What is needed. Copy out each of the lines below that contains the string "source".

========================================================================

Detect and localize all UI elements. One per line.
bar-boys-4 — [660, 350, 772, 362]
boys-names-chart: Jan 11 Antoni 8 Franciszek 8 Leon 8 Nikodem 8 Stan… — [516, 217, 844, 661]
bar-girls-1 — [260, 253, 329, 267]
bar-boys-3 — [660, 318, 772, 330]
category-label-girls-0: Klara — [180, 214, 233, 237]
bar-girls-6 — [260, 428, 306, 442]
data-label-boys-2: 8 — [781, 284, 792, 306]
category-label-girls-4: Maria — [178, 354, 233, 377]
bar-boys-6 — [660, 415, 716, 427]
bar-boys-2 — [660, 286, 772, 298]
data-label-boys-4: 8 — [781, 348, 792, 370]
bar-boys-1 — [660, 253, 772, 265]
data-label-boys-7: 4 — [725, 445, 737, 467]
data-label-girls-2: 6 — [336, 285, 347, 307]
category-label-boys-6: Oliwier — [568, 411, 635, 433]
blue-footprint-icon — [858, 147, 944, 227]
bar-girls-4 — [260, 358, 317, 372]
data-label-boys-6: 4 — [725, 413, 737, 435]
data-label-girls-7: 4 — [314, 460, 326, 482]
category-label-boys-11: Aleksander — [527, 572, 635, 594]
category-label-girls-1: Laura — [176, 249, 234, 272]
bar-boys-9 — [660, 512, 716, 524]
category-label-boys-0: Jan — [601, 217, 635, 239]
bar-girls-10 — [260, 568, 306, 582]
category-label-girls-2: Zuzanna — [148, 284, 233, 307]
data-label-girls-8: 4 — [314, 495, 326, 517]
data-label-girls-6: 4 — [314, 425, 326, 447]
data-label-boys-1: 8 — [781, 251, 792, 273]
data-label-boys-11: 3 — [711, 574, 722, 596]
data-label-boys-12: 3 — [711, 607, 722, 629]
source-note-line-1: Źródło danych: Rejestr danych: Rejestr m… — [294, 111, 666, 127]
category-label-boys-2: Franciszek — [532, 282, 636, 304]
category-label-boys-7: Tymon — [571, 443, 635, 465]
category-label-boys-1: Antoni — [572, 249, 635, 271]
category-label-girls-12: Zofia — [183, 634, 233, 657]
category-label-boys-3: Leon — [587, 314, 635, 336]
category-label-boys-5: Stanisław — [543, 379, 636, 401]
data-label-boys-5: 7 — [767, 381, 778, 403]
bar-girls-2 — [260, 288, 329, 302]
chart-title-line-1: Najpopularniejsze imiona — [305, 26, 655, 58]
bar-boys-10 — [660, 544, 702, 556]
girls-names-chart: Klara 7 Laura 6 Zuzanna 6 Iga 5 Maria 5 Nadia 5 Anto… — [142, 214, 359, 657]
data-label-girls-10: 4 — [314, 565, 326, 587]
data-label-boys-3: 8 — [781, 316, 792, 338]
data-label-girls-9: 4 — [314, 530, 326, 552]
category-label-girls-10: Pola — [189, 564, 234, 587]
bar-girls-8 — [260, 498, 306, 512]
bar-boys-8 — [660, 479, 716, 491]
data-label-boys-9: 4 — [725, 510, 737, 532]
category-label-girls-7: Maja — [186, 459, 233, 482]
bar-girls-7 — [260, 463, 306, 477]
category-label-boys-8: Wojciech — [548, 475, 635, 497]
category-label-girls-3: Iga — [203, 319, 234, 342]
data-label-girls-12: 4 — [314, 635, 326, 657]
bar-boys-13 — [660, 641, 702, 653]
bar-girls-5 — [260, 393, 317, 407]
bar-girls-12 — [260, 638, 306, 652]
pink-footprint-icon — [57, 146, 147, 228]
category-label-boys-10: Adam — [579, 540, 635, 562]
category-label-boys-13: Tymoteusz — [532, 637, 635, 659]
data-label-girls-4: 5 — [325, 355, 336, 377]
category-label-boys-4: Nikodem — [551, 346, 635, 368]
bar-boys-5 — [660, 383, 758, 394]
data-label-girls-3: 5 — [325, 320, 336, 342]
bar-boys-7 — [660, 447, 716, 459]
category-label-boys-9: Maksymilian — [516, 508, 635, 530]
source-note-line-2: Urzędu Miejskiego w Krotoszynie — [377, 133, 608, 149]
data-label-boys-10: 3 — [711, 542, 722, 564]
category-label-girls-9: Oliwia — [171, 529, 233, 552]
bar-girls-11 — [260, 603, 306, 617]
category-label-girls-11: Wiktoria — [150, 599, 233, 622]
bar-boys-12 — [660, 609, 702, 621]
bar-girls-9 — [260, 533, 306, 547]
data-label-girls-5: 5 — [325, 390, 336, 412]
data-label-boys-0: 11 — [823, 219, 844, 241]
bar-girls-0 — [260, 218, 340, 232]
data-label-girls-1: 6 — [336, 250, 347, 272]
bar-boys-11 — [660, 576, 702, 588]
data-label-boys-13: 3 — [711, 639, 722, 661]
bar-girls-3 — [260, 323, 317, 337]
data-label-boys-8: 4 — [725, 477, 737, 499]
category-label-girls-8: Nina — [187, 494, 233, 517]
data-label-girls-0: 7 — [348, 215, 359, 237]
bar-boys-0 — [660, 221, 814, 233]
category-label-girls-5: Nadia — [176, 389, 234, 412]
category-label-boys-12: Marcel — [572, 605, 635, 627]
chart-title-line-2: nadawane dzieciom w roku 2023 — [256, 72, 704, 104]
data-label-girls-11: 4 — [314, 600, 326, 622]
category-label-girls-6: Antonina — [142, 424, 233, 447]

========================================================================

Final result.
source-note-line-1: Źródło danych: Rejestr danych: Rejestr m… — [294, 111, 666, 127]
source-note-line-2: Urzędu Miejskiego w Krotoszynie — [377, 133, 608, 149]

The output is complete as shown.